■ SHORT TASK ■
The records below must be output exactly, without pictures.

■ THE INPUT ■

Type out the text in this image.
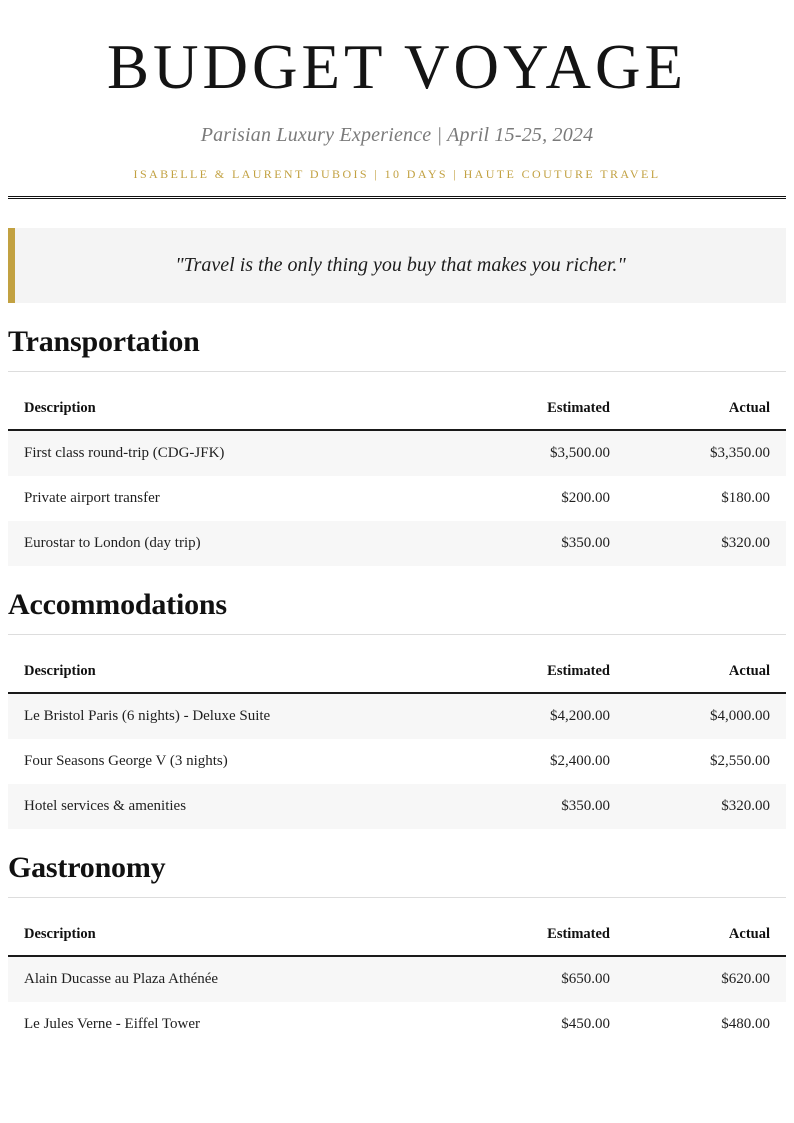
BUDGET VOYAGE

Parisian Luxury Experience | April 15-25, 2024

ISABELLE & LAURENT DUBOIS | 10 DAYS | HAUTE COUTURE TRAVEL

"Travel is the only thing you buy that makes you richer."

Transportation
Description	Estimated	Actual
First class round-trip (CDG-JFK)	$3,500.00	$3,350.00
Private airport transfer	$200.00	$180.00
Eurostar to London (day trip)	$350.00	$320.00
Accommodations
Description	Estimated	Actual
Le Bristol Paris (6 nights) - Deluxe Suite	$4,200.00	$4,000.00
Four Seasons George V (3 nights)	$2,400.00	$2,550.00
Hotel services & amenities	$350.00	$320.00
Gastronomy
Description	Estimated	Actual
Alain Ducasse au Plaza Athénée	$650.00	$620.00
Le Jules Verne - Eiffel Tower	$450.00	$480.00
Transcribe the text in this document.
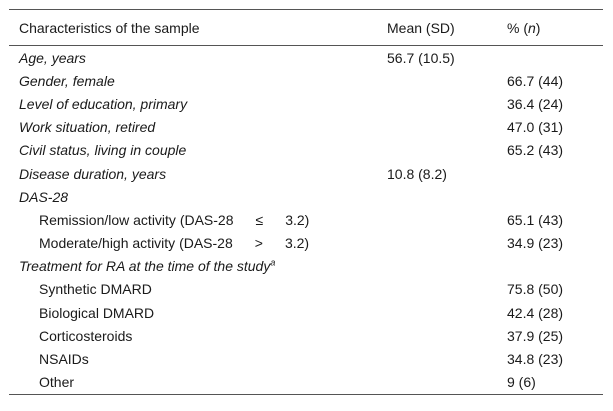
Characteristics of the sample	Mean (SD)	% (n)
Age, years	56.7 (10.5)	
Gender, female		66.7 (44)
Level of education, primary		36.4 (24)
Work situation, retired		47.0 (31)
Civil status, living in couple		65.2 (43)
Disease duration, years	10.8 (8.2)	
DAS-28		
Remission/low activity (DAS-28 ≤ 3.2)		65.1 (43)
Moderate/high activity (DAS-28 > 3.2)		34.9 (23)
Treatment for RA at the time of the study$^a$		
Synthetic DMARD		75.8 (50)
Biological DMARD		42.4 (28)
Corticosteroids		37.9 (25)
NSAIDs		34.8 (23)
Other		9 (6)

■ EXERCISE ANSWER ■
Type out the text in this image.
BUDGET VOYAGE

Parisian Luxury Experience | April 15-25, 2024

ISABELLE & LAURENT DUBOIS | 10 DAYS | HAUTE COUTURE TRAVEL

"Travel is the only thing you buy that makes you richer."

Transportation
Description	Estimated	Actual
First class round-trip (CDG-JFK)	$3,500.00	$3,350.00
Private airport transfer	$200.00	$180.00
Eurostar to London (day trip)	$350.00	$320.00
Accommodations
Description	Estimated	Actual
Le Bristol Paris (6 nights) - Deluxe Suite	$4,200.00	$4,000.00
Four Seasons George V (3 nights)	$2,400.00	$2,550.00
Hotel services & amenities	$350.00	$320.00
Gastronomy
Description	Estimated	Actual
Alain Ducasse au Plaza Athénée	$650.00	$620.00
Le Jules Verne - Eiffel Tower	$450.00	$480.00
Transcribe the text in this document.
Characteristics of the sample	Mean (SD)	% (n)
Age, years	56.7 (10.5)	
Gender, female		66.7 (44)
Level of education, primary		36.4 (24)
Work situation, retired		47.0 (31)
Civil status, living in couple		65.2 (43)
Disease duration, years	10.8 (8.2)	
DAS-28		
Remission/low activity (DAS-28 ≤ 3.2)		65.1 (43)
Moderate/high activity (DAS-28 > 3.2)		34.9 (23)
Treatment for RA at the time of the study$^a$		
Synthetic DMARD		75.8 (50)
Biological DMARD		42.4 (28)
Corticosteroids		37.9 (25)
NSAIDs		34.8 (23)
Other		9 (6)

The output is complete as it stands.